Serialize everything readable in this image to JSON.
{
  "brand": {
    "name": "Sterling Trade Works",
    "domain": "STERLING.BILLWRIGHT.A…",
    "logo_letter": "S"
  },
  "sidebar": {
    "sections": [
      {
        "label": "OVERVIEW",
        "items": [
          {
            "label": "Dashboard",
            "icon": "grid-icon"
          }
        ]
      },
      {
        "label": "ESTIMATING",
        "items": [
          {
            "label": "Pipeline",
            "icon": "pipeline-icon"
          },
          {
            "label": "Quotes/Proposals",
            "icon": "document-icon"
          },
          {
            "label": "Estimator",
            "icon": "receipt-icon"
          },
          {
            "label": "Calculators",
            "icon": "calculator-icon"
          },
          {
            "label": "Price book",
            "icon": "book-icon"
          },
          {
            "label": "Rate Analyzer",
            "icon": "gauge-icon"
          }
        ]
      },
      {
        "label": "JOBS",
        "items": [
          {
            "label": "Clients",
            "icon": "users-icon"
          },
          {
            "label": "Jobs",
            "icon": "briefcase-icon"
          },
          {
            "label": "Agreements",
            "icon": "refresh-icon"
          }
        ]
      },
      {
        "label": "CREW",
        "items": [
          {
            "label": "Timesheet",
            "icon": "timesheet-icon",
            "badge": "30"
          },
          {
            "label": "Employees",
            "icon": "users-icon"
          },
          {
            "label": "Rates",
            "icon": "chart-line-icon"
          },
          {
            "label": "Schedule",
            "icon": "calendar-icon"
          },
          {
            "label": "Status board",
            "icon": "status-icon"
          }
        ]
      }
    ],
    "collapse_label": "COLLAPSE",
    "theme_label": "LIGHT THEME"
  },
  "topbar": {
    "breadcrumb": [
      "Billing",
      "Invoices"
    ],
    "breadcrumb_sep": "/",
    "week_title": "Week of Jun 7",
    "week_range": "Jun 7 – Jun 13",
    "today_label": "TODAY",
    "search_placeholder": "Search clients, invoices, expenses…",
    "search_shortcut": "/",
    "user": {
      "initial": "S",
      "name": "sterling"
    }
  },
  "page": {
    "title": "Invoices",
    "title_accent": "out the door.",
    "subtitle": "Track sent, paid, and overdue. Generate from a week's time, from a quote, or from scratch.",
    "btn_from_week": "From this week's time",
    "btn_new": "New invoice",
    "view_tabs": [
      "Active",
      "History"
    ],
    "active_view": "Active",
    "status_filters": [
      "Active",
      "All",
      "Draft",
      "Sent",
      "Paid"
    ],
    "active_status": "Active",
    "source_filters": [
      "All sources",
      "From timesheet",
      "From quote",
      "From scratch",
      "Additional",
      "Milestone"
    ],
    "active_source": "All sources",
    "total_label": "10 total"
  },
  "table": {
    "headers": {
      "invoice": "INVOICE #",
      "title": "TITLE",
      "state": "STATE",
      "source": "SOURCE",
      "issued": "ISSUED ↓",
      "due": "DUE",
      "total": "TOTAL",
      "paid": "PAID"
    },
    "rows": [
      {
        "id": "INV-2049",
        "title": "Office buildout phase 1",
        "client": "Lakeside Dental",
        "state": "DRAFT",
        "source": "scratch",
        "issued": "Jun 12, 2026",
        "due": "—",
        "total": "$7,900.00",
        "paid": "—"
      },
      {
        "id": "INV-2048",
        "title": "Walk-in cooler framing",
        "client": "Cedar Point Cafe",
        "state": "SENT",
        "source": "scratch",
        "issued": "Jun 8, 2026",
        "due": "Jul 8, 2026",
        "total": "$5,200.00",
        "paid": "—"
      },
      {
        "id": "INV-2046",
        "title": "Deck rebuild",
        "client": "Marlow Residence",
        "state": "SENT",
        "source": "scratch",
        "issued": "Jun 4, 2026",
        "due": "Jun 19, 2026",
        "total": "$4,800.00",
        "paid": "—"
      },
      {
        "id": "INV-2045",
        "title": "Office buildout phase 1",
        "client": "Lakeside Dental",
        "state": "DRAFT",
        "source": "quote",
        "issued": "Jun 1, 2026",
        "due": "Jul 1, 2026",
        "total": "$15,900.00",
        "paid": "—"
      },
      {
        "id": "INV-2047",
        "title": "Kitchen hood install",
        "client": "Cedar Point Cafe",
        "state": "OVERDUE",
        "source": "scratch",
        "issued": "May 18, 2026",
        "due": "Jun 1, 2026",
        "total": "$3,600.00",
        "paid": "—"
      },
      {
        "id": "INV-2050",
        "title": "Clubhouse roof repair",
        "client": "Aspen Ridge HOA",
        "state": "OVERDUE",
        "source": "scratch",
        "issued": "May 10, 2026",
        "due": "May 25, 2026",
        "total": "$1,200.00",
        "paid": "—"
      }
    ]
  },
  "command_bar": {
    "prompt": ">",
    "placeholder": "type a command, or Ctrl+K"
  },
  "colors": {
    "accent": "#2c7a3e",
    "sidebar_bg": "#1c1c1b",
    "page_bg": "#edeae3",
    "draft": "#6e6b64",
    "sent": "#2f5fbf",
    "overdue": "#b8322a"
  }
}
········
Return all lines containing "this".

(THE COMPLETED TASK):
Serialize everything readable in this image to JSON.
    "btn_from_week": "From this week's time",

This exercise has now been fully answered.